**Aim of the task**
Gather every line from the entries below that includes "this".

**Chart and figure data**
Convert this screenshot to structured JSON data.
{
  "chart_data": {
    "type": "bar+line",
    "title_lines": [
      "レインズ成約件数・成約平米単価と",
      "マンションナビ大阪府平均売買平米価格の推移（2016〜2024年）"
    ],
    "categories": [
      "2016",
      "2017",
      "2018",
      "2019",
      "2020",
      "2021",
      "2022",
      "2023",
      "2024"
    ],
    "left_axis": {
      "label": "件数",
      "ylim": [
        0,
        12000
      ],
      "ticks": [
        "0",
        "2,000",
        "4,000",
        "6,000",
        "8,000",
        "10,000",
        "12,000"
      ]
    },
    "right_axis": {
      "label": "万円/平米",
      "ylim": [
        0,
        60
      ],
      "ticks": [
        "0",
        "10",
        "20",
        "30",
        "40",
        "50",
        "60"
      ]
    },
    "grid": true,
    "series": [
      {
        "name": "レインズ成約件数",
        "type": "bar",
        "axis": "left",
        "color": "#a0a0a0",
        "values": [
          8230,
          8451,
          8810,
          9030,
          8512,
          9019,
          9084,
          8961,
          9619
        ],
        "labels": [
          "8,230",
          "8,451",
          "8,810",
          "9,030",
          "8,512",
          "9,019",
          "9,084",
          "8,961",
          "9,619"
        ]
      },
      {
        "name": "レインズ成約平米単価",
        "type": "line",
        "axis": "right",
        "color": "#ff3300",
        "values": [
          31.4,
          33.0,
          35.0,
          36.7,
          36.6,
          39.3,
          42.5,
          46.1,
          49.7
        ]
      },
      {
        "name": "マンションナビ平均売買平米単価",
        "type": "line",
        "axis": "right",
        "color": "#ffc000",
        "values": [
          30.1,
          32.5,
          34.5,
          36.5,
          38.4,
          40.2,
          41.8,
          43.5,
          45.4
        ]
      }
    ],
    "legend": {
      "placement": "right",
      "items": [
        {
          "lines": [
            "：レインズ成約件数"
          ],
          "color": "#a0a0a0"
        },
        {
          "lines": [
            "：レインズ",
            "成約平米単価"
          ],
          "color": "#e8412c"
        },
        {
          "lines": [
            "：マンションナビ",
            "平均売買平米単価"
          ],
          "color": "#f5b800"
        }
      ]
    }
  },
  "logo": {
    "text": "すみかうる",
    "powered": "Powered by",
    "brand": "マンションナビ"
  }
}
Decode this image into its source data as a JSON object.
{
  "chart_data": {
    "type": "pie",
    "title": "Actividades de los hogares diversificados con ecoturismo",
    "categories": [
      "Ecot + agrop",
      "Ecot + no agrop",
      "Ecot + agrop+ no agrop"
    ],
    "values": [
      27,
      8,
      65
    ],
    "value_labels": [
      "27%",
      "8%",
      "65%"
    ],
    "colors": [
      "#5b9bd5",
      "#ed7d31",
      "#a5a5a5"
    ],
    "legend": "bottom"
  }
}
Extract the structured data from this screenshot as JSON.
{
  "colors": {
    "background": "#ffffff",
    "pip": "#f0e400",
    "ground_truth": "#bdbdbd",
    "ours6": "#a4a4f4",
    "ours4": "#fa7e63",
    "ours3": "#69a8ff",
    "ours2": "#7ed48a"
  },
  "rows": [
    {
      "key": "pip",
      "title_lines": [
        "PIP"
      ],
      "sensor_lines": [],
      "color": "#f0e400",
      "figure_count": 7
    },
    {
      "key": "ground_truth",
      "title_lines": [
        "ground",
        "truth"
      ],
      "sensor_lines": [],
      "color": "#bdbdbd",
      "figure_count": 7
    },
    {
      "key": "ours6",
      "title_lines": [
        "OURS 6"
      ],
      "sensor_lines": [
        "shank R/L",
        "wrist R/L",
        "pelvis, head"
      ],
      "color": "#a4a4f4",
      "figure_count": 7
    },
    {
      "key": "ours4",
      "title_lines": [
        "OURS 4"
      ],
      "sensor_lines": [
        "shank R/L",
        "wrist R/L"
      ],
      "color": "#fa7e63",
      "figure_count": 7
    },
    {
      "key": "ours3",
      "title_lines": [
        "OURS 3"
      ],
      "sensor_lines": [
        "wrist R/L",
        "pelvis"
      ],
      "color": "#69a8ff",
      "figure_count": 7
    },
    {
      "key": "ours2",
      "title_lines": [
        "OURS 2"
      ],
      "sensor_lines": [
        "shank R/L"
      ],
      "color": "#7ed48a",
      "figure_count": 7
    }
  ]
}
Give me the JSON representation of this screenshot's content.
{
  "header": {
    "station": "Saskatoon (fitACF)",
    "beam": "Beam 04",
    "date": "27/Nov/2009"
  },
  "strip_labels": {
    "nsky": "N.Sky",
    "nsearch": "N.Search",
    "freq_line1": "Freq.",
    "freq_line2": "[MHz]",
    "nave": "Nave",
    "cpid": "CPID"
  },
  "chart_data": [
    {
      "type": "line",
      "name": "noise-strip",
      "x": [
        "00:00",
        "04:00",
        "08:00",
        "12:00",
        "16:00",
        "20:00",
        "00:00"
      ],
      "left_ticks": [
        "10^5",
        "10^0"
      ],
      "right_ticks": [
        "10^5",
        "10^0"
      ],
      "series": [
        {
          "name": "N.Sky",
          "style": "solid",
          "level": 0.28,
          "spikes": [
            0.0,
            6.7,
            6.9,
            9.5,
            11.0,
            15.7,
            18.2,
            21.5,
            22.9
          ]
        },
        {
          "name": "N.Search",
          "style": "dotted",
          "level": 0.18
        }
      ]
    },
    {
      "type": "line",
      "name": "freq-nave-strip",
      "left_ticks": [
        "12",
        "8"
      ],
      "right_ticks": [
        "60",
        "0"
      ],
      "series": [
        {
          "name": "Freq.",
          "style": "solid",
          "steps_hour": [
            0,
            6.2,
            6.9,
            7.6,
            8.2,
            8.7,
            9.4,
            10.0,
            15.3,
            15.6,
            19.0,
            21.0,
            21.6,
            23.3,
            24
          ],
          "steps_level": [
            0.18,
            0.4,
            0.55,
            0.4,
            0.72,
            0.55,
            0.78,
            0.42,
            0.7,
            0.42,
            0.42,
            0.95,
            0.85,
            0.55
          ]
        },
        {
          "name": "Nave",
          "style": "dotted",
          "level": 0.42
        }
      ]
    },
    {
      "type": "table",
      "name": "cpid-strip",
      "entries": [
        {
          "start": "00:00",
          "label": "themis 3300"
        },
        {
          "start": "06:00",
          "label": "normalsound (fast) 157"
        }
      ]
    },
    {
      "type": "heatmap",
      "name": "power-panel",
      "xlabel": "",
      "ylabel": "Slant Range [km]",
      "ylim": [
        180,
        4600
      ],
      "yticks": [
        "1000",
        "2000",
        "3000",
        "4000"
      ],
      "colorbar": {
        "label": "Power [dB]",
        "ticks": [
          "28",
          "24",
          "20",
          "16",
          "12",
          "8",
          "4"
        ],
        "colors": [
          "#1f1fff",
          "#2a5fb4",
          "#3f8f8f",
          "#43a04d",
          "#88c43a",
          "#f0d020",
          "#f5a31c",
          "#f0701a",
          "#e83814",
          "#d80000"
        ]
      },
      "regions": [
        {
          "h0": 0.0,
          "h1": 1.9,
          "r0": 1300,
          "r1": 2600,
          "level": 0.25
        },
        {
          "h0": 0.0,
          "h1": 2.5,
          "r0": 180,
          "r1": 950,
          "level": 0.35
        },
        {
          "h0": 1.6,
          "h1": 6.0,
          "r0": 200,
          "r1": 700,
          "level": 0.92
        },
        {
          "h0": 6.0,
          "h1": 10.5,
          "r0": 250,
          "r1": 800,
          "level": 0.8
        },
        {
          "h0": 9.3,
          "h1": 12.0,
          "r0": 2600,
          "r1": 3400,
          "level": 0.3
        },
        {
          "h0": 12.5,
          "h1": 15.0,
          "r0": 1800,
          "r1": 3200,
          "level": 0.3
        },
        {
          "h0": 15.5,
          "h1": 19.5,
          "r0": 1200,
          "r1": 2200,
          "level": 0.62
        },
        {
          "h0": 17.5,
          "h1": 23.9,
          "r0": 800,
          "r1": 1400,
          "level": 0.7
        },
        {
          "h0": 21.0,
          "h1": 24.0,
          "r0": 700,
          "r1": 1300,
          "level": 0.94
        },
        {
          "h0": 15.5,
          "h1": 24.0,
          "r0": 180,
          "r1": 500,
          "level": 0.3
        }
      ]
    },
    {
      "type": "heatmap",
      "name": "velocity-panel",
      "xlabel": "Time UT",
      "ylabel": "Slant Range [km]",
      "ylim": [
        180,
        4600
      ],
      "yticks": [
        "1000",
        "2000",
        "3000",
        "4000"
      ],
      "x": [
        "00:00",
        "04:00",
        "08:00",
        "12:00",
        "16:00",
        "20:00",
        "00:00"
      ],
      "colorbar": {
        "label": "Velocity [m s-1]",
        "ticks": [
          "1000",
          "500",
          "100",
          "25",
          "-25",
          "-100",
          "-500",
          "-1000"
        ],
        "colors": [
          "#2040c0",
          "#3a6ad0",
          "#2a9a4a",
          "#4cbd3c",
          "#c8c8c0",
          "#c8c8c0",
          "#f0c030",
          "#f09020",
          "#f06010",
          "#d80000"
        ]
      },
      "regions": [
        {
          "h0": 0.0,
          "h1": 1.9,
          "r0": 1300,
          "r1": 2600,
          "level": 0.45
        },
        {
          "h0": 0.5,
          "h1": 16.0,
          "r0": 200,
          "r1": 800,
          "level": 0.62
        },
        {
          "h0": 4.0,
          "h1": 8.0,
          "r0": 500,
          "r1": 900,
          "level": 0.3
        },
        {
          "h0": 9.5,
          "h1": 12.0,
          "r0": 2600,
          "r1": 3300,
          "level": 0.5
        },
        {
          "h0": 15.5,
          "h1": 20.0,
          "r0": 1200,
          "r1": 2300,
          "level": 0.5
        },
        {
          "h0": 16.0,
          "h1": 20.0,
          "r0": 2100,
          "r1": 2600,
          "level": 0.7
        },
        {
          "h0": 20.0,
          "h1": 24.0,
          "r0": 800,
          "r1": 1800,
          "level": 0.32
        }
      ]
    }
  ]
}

**Answer**
Convert this screenshot to structured JSON data.
Decode this image into its source data as a JSON object.
Extract the structured data from this screenshot as JSON.
Give me the JSON representation of this screenshot's content.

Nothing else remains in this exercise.